■ **The task**: Without the pictures, set down the records below word for word.

■ **Data entries**:
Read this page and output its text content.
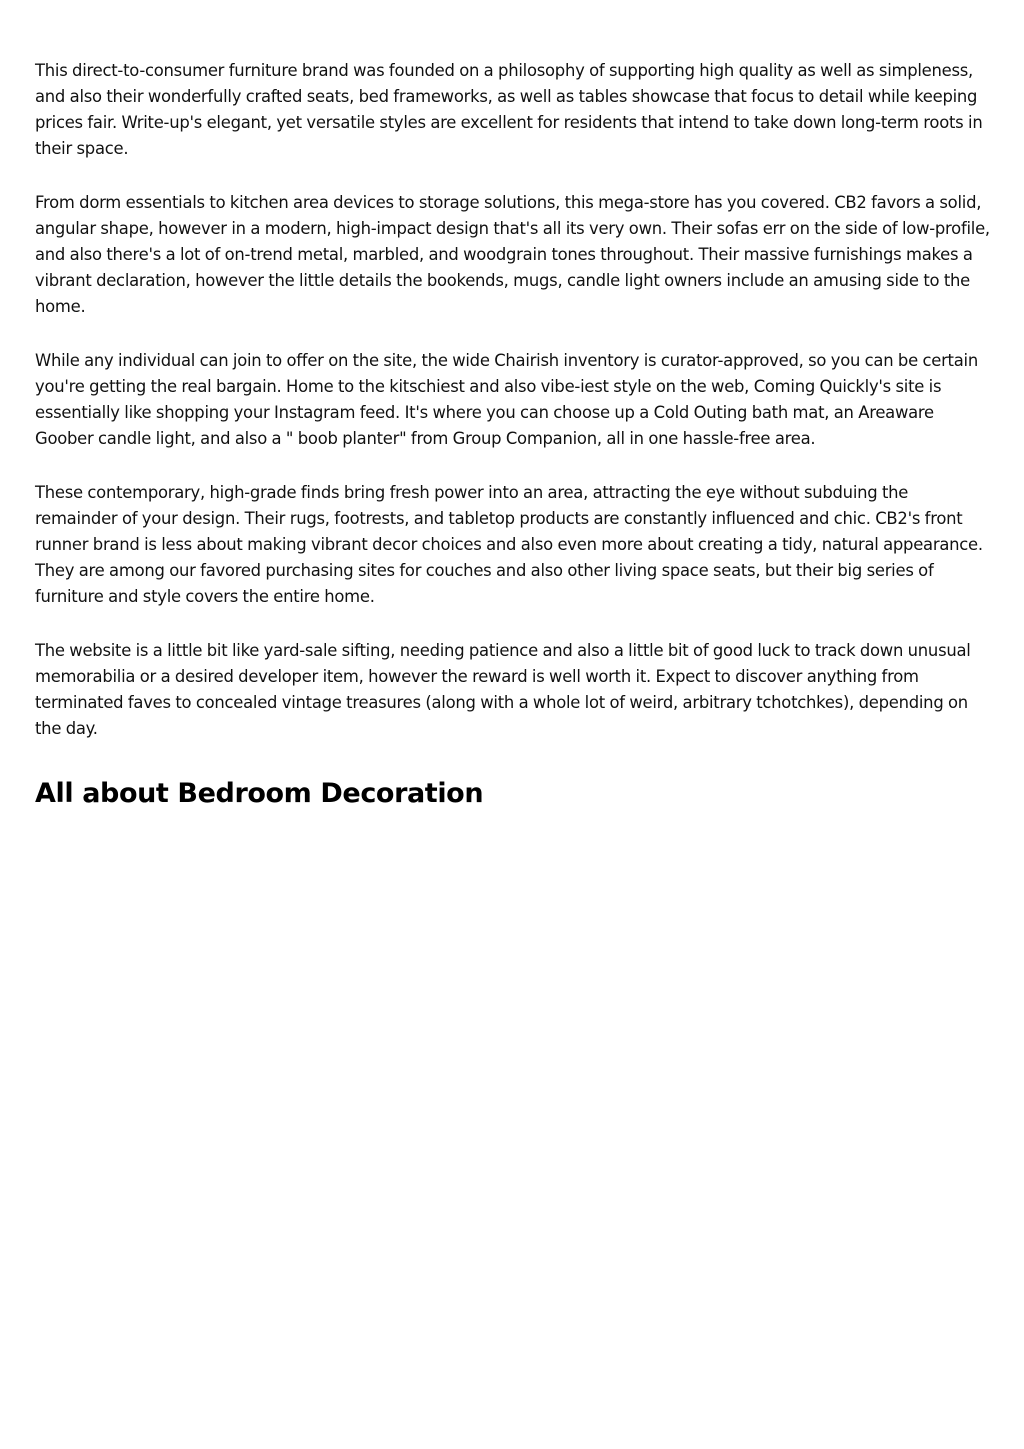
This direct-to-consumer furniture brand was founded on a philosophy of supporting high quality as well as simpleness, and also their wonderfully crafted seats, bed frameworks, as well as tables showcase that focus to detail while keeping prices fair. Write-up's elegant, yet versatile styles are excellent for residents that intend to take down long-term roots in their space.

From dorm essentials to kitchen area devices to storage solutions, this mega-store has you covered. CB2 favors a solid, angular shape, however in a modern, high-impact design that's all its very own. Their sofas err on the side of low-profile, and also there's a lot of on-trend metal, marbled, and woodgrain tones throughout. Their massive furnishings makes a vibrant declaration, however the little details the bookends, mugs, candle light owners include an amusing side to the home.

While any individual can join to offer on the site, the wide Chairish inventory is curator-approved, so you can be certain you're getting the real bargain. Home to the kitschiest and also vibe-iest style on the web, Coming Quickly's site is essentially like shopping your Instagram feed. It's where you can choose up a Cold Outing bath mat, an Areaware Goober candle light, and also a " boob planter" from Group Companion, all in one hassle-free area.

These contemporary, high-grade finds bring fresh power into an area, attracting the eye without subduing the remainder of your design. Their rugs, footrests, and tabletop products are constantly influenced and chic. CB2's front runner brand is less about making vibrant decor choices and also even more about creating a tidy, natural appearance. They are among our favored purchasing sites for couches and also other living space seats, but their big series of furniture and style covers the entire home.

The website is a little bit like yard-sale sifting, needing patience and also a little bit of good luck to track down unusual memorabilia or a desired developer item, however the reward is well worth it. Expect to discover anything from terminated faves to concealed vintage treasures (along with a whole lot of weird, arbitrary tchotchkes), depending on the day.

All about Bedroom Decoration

■ **Task response**:
Read this page and output its text content.
This direct-to-consumer furniture brand was founded on a philosophy of supporting high quality as well as simpleness, and also their wonderfully crafted seats, bed frameworks, as well as tables showcase that focus to detail while keeping prices fair. Write-up's elegant, yet versatile styles are excellent for residents that intend to take down long-term roots in their space.

From dorm essentials to kitchen area devices to storage solutions, this mega-store has you covered. CB2 favors a solid, angular shape, however in a modern, high-impact design that's all its very own. Their sofas err on the side of low-profile, and also there's a lot of on-trend metal, marbled, and woodgrain tones throughout. Their massive furnishings makes a vibrant declaration, however the little details the bookends, mugs, candle light owners include an amusing side to the home.

While any individual can join to offer on the site, the wide Chairish inventory is curator-approved, so you can be certain you're getting the real bargain. Home to the kitschiest and also vibe-iest style on the web, Coming Quickly's site is essentially like shopping your Instagram feed. It's where you can choose up a Cold Outing bath mat, an Areaware Goober candle light, and also a " boob planter" from Group Companion, all in one hassle-free area.

These contemporary, high-grade finds bring fresh power into an area, attracting the eye without subduing the remainder of your design. Their rugs, footrests, and tabletop products are constantly influenced and chic. CB2's front runner brand is less about making vibrant decor choices and also even more about creating a tidy, natural appearance. They are among our favored purchasing sites for couches and also other living space seats, but their big series of furniture and style covers the entire home.

The website is a little bit like yard-sale sifting, needing patience and also a little bit of good luck to track down unusual memorabilia or a desired developer item, however the reward is well worth it. Expect to discover anything from terminated faves to concealed vintage treasures (along with a whole lot of weird, arbitrary tchotchkes), depending on the day.

All about Bedroom Decoration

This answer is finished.